— Work instructions —
Please set down all the lines beneath this one exactly, without the pictures.

(Source records)
>>
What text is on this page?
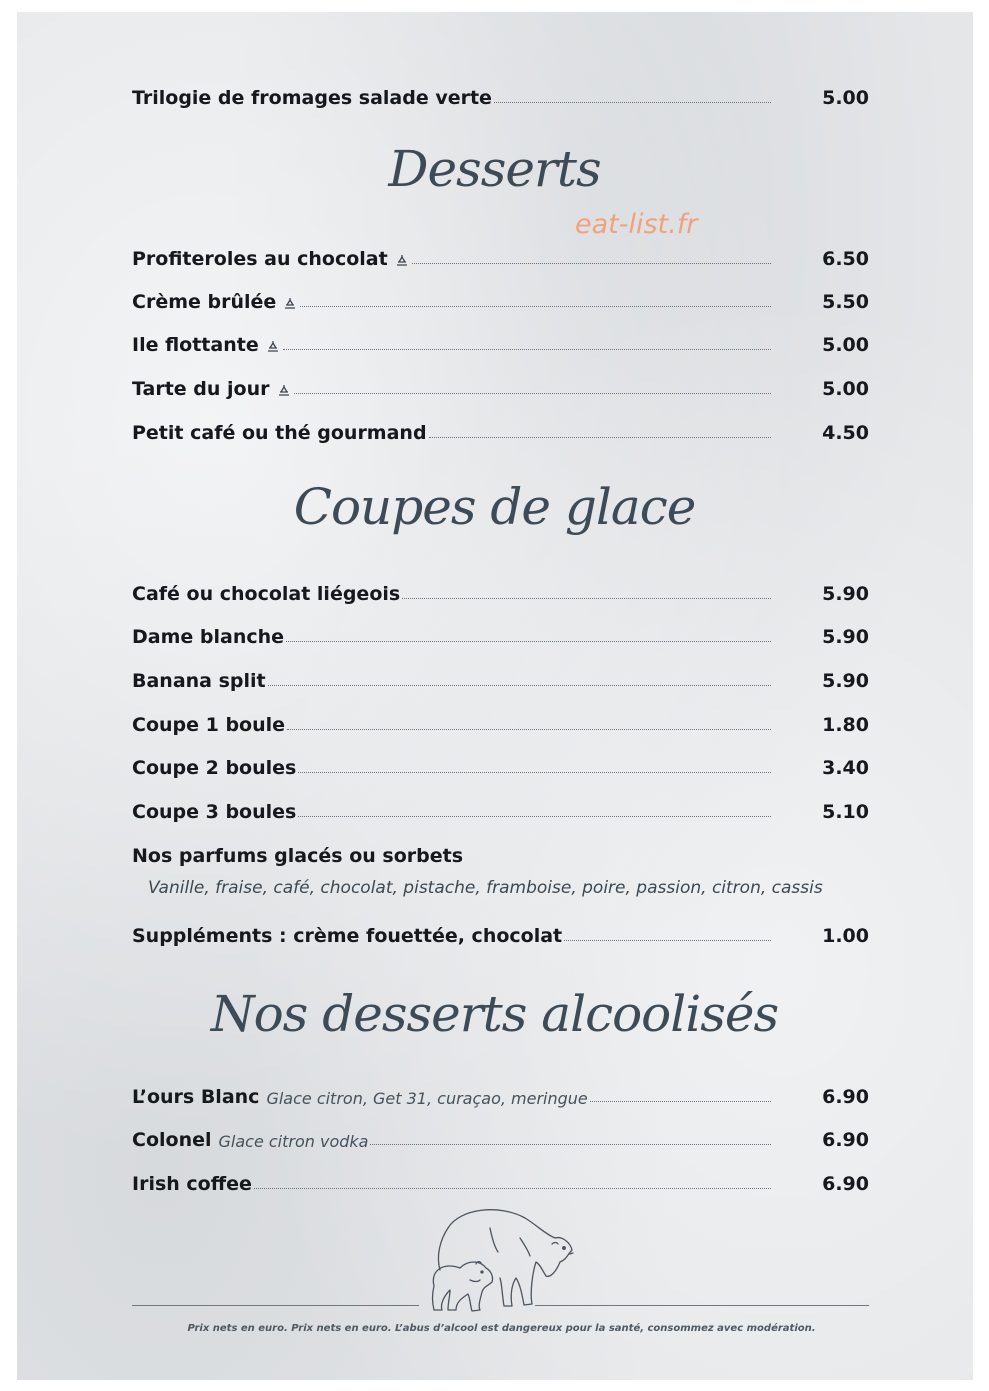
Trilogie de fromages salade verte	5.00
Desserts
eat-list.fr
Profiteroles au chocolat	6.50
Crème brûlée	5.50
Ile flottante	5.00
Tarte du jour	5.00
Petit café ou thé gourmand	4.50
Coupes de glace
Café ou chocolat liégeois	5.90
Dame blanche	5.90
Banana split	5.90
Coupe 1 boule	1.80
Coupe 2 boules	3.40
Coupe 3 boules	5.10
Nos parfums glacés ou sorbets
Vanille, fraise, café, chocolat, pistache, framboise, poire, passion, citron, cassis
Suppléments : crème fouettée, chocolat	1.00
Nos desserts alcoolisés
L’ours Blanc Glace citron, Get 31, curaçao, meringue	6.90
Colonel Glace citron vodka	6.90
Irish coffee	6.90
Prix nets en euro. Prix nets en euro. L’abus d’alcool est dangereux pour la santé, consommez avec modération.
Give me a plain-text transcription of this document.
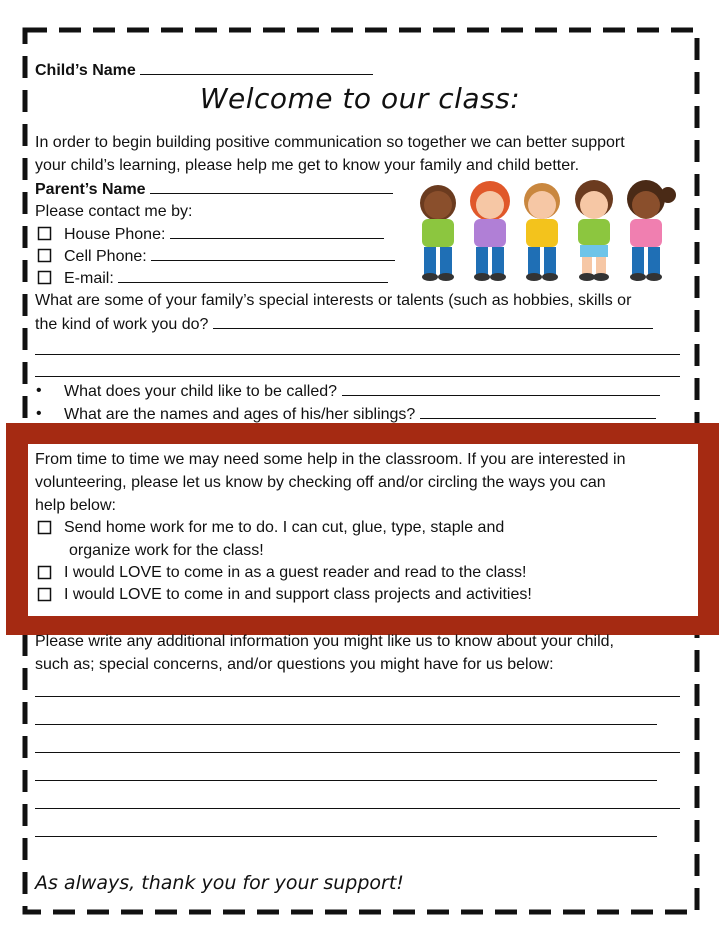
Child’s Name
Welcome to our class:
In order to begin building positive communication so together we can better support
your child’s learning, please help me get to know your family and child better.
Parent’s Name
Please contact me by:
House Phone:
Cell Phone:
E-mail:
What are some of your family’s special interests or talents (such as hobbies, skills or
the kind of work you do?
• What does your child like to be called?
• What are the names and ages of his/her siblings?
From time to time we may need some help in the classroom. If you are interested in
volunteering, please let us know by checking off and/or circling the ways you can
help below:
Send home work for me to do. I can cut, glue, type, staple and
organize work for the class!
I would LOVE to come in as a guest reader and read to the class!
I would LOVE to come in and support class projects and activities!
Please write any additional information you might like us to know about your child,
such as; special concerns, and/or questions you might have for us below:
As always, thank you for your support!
<<
— Answer to this task —
What text is on this page?
Trilogie de fromages salade verte	5.00
Desserts
eat-list.fr
Profiteroles au chocolat	6.50
Crème brûlée	5.50
Ile flottante	5.00
Tarte du jour	5.00
Petit café ou thé gourmand	4.50
Coupes de glace
Café ou chocolat liégeois	5.90
Dame blanche	5.90
Banana split	5.90
Coupe 1 boule	1.80
Coupe 2 boules	3.40
Coupe 3 boules	5.10
Nos parfums glacés ou sorbets
Vanille, fraise, café, chocolat, pistache, framboise, poire, passion, citron, cassis
Suppléments : crème fouettée, chocolat	1.00
Nos desserts alcoolisés
L’ours Blanc Glace citron, Get 31, curaçao, meringue	6.90
Colonel Glace citron vodka	6.90
Irish coffee	6.90
Prix nets en euro. Prix nets en euro. L’abus d’alcool est dangereux pour la santé, consommez avec modération.
Give me a plain-text transcription of this document.
Child’s Name
Welcome to our class:
In order to begin building positive communication so together we can better support
your child’s learning, please help me get to know your family and child better.
Parent’s Name
Please contact me by:
House Phone:
Cell Phone:
E-mail:
What are some of your family’s special interests or talents (such as hobbies, skills or
the kind of work you do?
• What does your child like to be called?
• What are the names and ages of his/her siblings?
From time to time we may need some help in the classroom. If you are interested in
volunteering, please let us know by checking off and/or circling the ways you can
help below:
Send home work for me to do. I can cut, glue, type, staple and
organize work for the class!
I would LOVE to come in as a guest reader and read to the class!
I would LOVE to come in and support class projects and activities!
Please write any additional information you might like us to know about your child,
such as; special concerns, and/or questions you might have for us below:
As always, thank you for your support!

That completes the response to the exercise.